● **TASK TO CARRY OUT**
Only the number is wanted: tally the lines below that contain the word "Контрагент".

● **TASK MATERIAL**
══════════════════════════════

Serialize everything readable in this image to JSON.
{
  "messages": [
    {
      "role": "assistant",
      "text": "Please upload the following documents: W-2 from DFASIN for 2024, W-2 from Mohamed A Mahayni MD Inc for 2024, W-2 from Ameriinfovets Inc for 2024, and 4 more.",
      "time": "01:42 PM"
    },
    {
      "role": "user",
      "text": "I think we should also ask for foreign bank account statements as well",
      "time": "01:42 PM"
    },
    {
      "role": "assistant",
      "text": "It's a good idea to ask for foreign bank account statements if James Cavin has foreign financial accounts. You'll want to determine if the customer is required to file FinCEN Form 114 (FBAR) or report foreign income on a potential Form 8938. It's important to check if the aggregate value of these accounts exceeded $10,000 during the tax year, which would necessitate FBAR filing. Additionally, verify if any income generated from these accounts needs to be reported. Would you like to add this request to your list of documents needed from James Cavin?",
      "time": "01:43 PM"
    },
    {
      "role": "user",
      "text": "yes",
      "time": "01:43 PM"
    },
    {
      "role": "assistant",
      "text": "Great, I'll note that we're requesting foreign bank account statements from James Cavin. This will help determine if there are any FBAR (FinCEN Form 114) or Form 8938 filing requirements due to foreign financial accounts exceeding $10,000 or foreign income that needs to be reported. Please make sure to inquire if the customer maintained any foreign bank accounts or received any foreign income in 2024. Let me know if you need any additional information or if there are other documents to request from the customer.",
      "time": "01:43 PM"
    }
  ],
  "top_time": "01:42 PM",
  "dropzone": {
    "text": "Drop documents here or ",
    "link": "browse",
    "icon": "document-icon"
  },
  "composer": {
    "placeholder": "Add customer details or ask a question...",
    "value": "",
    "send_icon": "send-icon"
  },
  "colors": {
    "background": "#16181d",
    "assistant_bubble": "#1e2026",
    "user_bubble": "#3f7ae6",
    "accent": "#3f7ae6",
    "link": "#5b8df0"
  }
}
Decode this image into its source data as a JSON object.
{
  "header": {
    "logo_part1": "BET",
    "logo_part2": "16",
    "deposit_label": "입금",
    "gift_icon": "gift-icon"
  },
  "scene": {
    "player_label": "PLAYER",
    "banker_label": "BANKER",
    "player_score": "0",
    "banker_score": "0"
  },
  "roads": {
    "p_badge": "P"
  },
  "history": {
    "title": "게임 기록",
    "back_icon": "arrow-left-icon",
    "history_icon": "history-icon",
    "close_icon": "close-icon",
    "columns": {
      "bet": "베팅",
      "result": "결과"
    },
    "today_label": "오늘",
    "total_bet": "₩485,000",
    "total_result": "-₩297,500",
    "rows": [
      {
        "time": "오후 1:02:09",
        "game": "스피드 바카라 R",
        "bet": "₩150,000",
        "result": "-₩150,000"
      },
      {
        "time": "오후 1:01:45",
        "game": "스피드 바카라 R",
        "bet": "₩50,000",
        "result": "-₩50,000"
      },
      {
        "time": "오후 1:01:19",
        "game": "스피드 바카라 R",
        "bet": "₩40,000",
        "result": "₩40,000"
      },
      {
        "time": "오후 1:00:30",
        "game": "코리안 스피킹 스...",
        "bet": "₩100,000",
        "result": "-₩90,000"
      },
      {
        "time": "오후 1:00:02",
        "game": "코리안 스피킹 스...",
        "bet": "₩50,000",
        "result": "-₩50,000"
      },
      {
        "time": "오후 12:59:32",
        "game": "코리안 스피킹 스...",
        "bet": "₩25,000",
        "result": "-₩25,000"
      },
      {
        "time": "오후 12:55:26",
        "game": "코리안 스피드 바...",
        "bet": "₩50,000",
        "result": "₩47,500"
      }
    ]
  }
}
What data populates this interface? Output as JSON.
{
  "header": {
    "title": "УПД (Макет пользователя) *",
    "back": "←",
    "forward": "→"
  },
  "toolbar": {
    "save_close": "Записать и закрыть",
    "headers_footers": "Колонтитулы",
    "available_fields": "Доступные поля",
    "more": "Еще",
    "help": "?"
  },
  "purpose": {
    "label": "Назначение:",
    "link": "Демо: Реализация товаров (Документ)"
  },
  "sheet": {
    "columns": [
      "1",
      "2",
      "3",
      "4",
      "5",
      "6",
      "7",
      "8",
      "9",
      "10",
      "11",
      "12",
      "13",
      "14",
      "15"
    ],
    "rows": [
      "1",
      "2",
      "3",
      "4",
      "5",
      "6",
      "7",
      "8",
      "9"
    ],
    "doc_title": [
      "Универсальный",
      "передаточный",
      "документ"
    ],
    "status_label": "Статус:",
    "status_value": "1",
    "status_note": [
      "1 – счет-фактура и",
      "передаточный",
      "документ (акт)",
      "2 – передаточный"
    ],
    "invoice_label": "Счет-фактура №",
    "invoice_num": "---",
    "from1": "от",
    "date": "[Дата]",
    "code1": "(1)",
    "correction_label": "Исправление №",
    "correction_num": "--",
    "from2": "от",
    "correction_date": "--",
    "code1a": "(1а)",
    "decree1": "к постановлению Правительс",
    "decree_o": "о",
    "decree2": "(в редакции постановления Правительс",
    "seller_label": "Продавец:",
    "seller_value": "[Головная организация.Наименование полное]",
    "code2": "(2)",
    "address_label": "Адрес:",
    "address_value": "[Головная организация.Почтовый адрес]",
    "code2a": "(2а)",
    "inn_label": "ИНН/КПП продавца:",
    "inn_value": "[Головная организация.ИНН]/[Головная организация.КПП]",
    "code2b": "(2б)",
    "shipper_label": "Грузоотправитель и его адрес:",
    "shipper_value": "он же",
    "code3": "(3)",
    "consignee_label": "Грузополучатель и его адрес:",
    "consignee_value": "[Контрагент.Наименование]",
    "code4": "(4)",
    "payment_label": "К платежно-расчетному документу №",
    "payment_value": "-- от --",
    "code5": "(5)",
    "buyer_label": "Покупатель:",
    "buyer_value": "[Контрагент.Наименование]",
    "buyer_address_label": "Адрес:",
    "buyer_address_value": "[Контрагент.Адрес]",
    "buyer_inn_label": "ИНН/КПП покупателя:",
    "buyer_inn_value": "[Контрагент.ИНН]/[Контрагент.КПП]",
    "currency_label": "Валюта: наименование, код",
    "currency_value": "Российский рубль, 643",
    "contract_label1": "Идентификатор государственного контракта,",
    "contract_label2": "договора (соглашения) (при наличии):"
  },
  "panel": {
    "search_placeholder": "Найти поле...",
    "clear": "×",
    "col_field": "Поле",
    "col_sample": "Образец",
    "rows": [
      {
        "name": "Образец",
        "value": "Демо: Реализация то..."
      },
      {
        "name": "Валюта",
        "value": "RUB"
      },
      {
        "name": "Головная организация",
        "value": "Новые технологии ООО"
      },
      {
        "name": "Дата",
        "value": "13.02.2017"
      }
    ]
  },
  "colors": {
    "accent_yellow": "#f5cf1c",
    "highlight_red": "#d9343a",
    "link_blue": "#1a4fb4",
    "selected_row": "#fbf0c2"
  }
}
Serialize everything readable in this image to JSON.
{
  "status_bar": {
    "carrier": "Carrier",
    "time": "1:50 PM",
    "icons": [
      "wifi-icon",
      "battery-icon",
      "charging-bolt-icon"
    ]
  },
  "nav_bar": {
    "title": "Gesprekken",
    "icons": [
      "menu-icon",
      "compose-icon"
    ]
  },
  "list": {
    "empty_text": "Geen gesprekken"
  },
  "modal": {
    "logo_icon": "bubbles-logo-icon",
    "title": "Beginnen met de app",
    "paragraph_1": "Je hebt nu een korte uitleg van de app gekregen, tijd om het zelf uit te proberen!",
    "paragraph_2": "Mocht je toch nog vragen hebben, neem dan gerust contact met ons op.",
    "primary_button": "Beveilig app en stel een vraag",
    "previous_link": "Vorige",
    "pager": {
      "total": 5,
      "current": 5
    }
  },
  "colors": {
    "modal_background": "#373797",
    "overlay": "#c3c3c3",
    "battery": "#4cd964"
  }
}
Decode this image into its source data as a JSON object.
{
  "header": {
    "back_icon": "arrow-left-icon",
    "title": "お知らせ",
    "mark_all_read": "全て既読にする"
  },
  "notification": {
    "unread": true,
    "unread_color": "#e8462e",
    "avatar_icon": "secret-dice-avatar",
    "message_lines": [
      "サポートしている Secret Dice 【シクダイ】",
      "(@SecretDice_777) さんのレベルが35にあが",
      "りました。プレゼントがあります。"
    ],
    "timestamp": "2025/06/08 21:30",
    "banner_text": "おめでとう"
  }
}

══════════════════════════════

● **SOLUTION TO THE EXERCISE**
4